# [PROVIDED ENTRIES]
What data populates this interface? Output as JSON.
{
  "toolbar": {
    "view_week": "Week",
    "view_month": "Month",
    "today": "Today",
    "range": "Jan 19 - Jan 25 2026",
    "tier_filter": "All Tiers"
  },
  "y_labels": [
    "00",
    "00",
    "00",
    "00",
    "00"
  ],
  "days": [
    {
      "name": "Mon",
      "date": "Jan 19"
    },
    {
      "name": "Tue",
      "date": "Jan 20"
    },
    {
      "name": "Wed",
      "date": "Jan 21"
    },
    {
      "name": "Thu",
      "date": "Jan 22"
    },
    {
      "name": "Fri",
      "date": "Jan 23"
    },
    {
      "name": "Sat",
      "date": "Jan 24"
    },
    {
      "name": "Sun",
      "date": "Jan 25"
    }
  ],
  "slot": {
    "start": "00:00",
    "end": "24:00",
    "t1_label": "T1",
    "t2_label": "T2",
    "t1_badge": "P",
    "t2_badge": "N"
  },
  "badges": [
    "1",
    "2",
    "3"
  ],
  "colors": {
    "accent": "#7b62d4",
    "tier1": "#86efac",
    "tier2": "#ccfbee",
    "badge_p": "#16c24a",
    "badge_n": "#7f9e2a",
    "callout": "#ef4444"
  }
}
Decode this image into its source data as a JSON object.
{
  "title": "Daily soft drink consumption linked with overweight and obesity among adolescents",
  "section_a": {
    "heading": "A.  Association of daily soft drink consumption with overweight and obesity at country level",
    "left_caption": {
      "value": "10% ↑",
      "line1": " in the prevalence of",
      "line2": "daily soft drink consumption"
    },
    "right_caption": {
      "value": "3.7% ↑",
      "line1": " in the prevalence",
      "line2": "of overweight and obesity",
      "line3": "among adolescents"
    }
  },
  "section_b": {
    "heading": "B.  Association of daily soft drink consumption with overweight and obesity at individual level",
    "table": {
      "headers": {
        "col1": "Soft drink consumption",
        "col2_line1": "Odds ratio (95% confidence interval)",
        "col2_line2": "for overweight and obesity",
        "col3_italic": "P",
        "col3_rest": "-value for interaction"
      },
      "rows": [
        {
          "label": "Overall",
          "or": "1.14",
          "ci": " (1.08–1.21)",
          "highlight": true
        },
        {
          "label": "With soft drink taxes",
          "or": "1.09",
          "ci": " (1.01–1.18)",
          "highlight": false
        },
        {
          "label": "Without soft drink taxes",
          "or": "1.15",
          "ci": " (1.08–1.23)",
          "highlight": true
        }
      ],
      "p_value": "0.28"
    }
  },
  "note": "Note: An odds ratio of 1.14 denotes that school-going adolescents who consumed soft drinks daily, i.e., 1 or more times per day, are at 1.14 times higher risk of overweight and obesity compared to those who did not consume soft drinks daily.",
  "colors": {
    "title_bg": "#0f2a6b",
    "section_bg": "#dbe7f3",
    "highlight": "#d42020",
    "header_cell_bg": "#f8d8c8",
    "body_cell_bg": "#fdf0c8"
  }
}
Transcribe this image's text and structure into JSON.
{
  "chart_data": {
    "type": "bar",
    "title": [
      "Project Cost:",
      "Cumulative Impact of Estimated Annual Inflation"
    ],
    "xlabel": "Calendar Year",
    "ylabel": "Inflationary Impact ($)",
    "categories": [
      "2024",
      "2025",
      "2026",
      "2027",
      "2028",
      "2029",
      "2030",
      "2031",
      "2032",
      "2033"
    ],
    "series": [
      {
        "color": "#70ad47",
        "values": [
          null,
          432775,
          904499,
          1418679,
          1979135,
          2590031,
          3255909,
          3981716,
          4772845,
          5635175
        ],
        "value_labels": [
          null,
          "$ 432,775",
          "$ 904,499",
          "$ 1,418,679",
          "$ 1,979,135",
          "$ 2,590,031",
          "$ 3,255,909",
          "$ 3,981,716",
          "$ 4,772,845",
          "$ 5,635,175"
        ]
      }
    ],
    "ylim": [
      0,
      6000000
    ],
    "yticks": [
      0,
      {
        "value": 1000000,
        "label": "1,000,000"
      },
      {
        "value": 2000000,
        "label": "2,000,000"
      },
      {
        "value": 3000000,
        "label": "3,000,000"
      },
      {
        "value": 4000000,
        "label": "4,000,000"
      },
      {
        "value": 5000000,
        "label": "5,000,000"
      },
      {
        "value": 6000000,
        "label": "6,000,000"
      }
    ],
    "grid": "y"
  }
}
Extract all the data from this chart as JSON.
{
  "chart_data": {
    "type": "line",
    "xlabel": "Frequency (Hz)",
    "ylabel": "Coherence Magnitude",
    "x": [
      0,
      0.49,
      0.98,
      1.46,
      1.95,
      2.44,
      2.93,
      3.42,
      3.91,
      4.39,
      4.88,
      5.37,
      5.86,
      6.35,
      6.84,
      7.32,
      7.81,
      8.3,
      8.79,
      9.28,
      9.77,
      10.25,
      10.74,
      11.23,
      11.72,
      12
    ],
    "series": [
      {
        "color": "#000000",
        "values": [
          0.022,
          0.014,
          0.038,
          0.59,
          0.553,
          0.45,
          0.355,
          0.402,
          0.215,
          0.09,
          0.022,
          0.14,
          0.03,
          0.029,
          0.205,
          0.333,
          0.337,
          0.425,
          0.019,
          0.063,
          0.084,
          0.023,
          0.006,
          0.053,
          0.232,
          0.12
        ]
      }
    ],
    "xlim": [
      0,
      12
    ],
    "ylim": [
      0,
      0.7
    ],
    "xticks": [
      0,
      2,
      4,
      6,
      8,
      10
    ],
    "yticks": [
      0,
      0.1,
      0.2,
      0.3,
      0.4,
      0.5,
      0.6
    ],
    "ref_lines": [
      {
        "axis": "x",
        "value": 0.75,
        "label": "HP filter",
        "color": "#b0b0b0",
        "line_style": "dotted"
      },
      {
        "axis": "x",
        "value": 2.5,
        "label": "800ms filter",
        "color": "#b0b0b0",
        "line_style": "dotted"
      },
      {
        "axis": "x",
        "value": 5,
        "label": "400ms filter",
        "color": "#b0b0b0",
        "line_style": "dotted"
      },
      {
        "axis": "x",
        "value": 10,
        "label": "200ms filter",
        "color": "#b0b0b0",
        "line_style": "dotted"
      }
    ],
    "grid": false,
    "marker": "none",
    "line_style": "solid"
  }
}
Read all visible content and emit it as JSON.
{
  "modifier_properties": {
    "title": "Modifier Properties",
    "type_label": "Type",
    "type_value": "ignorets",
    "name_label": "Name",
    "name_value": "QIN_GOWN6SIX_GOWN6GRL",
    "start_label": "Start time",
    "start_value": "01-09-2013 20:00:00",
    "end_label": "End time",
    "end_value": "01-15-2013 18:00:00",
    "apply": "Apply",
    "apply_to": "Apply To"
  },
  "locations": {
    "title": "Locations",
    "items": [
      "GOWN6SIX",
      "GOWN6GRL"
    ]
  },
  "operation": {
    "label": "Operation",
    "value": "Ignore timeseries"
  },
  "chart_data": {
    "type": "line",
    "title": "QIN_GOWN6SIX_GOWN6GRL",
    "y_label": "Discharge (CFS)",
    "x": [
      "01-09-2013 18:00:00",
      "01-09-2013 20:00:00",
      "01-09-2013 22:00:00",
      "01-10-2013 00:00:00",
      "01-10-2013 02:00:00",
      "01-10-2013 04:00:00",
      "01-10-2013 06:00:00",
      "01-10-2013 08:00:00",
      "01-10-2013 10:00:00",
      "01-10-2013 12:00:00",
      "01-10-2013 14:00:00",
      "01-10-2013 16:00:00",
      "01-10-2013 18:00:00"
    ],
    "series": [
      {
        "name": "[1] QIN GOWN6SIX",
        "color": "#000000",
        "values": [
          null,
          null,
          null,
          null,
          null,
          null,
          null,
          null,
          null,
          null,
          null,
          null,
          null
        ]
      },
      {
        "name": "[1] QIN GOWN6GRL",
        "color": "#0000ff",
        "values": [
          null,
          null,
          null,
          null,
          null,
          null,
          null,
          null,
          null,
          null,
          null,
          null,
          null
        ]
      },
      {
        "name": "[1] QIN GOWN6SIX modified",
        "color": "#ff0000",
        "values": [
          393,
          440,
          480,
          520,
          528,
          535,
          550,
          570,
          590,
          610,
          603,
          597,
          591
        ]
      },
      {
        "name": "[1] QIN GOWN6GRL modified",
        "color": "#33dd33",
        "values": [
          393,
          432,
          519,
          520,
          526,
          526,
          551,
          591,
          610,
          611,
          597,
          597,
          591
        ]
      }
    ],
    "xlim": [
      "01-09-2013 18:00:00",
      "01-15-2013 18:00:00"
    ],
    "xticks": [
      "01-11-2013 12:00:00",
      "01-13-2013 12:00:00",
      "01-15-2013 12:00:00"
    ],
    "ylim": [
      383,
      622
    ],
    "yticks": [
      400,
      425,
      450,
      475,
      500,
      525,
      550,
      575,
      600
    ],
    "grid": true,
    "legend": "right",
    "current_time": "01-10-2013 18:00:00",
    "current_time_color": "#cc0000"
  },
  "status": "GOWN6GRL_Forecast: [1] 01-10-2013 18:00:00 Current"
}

# [EXERCISE AIM]
Find every line in the records above that contains the word "ylabel", and copy each one.

# [TASK OUTPUT]
    "ylabel": "Inflationary Impact ($)",
    "ylabel": "Coherence Magnitude",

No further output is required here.